(DIRECTIVE): Gather every line from the entries below that includes "category".

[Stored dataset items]

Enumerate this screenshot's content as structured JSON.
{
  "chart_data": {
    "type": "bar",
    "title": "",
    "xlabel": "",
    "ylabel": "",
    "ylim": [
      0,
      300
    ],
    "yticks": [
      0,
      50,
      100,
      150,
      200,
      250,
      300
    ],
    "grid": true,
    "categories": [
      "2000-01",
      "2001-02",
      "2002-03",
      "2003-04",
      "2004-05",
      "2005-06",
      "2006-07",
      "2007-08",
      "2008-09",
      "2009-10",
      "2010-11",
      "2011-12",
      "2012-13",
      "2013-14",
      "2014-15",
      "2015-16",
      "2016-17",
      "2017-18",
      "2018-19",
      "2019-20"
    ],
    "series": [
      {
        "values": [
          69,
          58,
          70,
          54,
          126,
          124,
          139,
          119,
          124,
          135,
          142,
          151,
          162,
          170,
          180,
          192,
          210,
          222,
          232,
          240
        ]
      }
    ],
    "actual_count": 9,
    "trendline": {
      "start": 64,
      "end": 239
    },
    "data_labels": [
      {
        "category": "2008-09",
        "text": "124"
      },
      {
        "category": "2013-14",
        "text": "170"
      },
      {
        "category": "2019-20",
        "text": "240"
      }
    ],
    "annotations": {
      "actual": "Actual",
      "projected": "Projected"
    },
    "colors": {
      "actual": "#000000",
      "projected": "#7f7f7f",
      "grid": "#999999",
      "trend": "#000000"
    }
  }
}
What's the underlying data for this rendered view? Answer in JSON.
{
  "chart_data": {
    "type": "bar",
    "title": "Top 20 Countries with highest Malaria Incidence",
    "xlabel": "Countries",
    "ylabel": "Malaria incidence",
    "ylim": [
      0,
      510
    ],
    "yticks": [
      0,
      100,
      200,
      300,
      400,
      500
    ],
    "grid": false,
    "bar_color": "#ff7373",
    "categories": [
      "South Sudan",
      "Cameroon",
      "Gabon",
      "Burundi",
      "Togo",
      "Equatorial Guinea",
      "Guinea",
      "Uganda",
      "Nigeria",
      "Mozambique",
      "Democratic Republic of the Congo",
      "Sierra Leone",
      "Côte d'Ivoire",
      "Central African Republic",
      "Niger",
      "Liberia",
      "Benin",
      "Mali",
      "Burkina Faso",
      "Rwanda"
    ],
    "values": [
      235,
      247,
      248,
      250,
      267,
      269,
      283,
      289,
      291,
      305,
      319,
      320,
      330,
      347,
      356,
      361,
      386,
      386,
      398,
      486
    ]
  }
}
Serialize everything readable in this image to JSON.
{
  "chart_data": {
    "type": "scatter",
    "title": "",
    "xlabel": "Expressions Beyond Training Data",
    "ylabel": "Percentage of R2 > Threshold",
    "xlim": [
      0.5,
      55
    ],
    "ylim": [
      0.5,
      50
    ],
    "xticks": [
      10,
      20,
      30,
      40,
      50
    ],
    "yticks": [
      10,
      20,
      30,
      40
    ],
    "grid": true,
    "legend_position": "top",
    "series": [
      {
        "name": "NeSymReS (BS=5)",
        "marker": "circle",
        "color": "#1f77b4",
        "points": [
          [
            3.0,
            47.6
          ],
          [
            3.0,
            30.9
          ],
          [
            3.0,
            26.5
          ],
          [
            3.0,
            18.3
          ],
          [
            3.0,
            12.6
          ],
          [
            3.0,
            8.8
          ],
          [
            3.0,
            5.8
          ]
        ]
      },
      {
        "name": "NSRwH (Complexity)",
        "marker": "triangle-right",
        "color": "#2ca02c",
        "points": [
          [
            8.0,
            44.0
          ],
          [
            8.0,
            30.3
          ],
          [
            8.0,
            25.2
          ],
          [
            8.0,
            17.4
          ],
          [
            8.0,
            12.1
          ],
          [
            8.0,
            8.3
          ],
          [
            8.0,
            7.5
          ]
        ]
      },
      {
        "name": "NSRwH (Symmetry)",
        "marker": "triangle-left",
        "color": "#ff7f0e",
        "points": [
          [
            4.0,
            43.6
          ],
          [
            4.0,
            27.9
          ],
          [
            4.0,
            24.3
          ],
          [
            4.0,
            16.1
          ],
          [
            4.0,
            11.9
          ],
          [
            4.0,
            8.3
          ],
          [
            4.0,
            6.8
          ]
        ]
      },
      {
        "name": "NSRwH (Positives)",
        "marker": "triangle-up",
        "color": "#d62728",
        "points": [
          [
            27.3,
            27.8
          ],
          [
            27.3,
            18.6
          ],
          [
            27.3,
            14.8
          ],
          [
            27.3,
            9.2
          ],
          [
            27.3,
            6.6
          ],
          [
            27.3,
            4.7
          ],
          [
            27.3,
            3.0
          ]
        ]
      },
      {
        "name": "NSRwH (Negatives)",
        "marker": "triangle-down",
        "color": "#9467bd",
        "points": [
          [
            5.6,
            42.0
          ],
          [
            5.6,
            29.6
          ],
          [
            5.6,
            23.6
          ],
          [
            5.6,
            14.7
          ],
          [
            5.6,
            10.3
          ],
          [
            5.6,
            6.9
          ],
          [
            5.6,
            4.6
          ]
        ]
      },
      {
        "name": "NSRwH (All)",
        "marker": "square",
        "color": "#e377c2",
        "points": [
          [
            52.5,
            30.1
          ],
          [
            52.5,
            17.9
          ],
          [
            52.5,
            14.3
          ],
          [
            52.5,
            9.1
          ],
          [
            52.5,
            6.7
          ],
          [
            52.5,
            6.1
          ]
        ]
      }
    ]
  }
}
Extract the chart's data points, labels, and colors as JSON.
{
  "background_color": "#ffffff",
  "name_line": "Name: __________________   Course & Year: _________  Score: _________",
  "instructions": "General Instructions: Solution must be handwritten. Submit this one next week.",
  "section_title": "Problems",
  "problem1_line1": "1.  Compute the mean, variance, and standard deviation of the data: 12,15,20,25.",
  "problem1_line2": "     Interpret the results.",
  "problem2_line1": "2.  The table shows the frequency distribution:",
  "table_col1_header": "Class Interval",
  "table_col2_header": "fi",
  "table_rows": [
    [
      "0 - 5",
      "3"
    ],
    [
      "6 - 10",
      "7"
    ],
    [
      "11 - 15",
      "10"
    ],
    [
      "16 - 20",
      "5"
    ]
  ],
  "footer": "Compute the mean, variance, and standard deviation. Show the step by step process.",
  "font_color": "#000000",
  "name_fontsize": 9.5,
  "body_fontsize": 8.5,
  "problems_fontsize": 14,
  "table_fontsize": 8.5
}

(FULL ANSWER):
        "category": "2008-09",
        "category": "2013-14",
        "category": "2019-20",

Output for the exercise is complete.